Direction a
In the quote about prostitutes' unions, which three countries are named as having extremely low union membership?

Selected text
····················
QotD: “that is not the way prostitutes’ unions operate in the real world”

Limoncelli suggests that forming prostitute collectives would make it possible to oversee conditions in sex industries and help to identify trafficked women. While this theory sounds reasonable, that is not the way prostitutes’ unions operate in the real world. Many such unions function as advertising agencies for sex industry pimps rather than as watchdogs.

Even though they represent only a tiny minority of all women in prostitution, the unions strongly influence public opinion, projecting what men who buy sex want to hear. When journalists, feminist theorists, or politicians want to learn about prostitution, women in prostitutes’ unions are approached because they are easier to locate than women who have exited prostitution. Yet there is extremely low membership in prostitutes’ unions in the Netherlands, Germany, and in New Zealand. Most women in prostitution avoid prostitutes’ unions because the social stigma of prostitution remains the same regardless of legal status. Furthermore, the unions don’t offer what most women want: alternatives to prostitution.

COYOTE (Call Off Your Old Tired Ethics) in USA, the DMSC (Durbar Mahila Samanwaya Committee) in India and the NZPC (New Zealand Prostitutes Collective) provide examples of the damaging effects of prostitutes’ unions. All three of these unions have promoted prostitution as work, disappearing the harmful consequences of prostitution and failing to hold men who buy sex accountable for the damages they cause.
····················
Dataset excerpt
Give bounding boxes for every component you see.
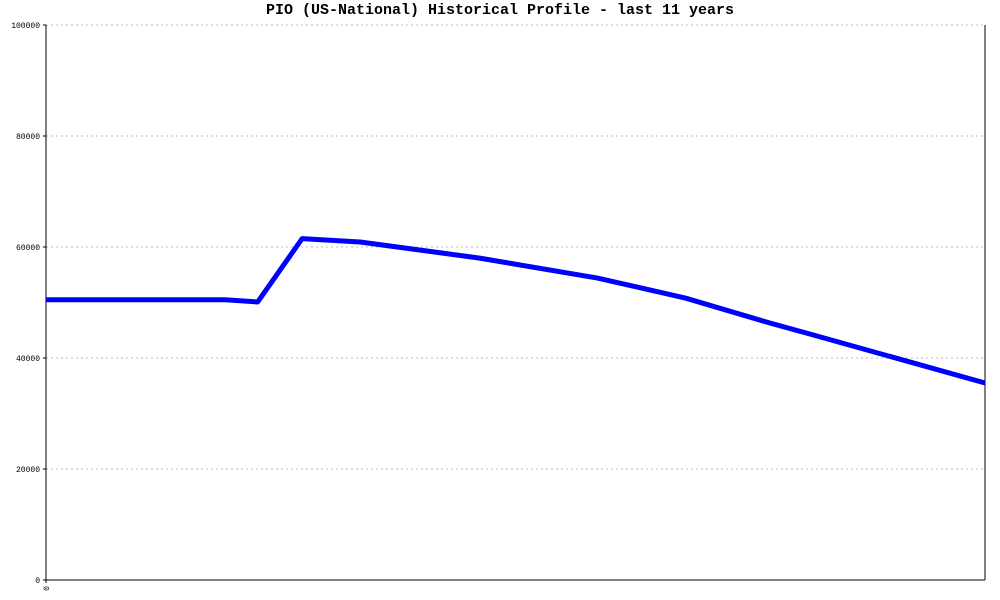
- y-tick-label: 100000: [11, 22, 40, 31]
- data-line: [46, 236, 986, 386]
- y-tick-label: 40000: [16, 355, 40, 364]
- chart-title: PIO (US-National) Historical Profile - l…: [266, 2, 734, 19]
- y-tick-label: 0: [35, 577, 40, 586]
- y-tick-label: 80000: [16, 133, 40, 142]
- x-tick-label: 0: [43, 586, 52, 591]
- y-tick-label: 20000: [16, 466, 40, 475]
- y-tick-label: 60000: [16, 244, 40, 253]
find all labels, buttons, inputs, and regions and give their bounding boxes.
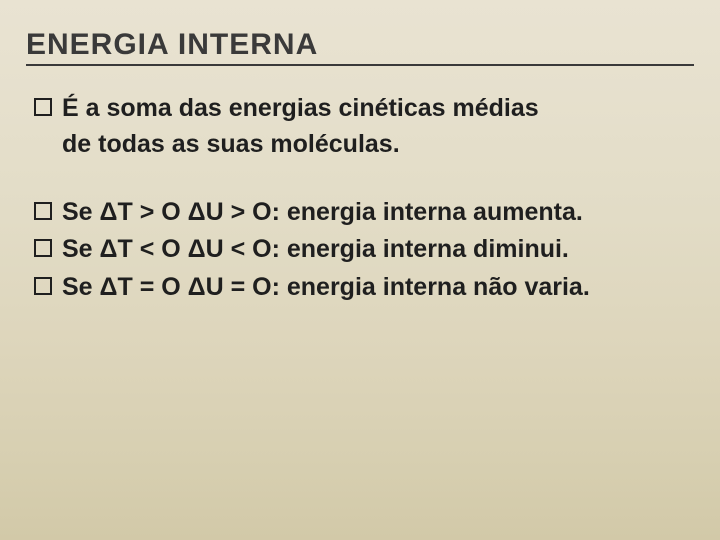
list-item: Se ΔT > O ΔU > O: energia interna aument… bbox=[34, 196, 690, 230]
square-bullet-icon bbox=[34, 98, 52, 116]
slide-content: É a soma das energias cinéticas médias d… bbox=[26, 92, 694, 305]
slide-title: ENERGIA INTERNA bbox=[26, 28, 694, 62]
definition-text-2: de todas as suas moléculas. bbox=[62, 128, 400, 162]
list-item: Se ΔT = O ΔU = O: energia interna não va… bbox=[34, 271, 690, 305]
square-bullet-icon bbox=[34, 277, 52, 295]
rule-text: Se ΔT > O ΔU > O: energia interna aument… bbox=[62, 196, 583, 230]
definition-text-1: É a soma das energias cinéticas médias bbox=[62, 92, 539, 126]
rule-text: Se ΔT < O ΔU < O: energia interna diminu… bbox=[62, 233, 569, 267]
definition-paragraph: É a soma das energias cinéticas médias d… bbox=[34, 92, 690, 162]
square-bullet-icon bbox=[34, 202, 52, 220]
slide: ENERGIA INTERNA É a soma das energias ci… bbox=[0, 0, 720, 540]
definition-line-2: de todas as suas moléculas. bbox=[34, 128, 690, 162]
rules-list: Se ΔT > O ΔU > O: energia interna aument… bbox=[34, 196, 690, 305]
list-item: Se ΔT < O ΔU < O: energia interna diminu… bbox=[34, 233, 690, 267]
definition-line-1: É a soma das energias cinéticas médias bbox=[34, 92, 690, 126]
square-bullet-icon bbox=[34, 239, 52, 257]
rule-text: Se ΔT = O ΔU = O: energia interna não va… bbox=[62, 271, 590, 305]
title-underline: ENERGIA INTERNA bbox=[26, 28, 694, 66]
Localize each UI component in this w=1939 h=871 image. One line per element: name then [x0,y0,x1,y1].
····················
Direction b
In the records, swap "data-line" for "plot-line" and reproduce only the lines from the line with "- y-tick-label: 100000: [11, 22, 40, 31]" to the line with "- y-tick-label: 60000: [16, 244, 40, 253]", leaving everything else unchanged.

Problem solution a
The Netherlands, Germany, and New Zealand.

Problem solution b
- y-tick-label: 100000: [11, 22, 40, 31]
- plot-line: [46, 236, 986, 386]
- y-tick-label: 40000: [16, 355, 40, 364]
- chart-title: PIO (US-National) Historical Profile - l…: [266, 2, 734, 19]
- y-tick-label: 0: [35, 577, 40, 586]
- y-tick-label: 80000: [16, 133, 40, 142]
- x-tick-label: 0: [43, 586, 52, 591]
- y-tick-label: 20000: [16, 466, 40, 475]
- y-tick-label: 60000: [16, 244, 40, 253]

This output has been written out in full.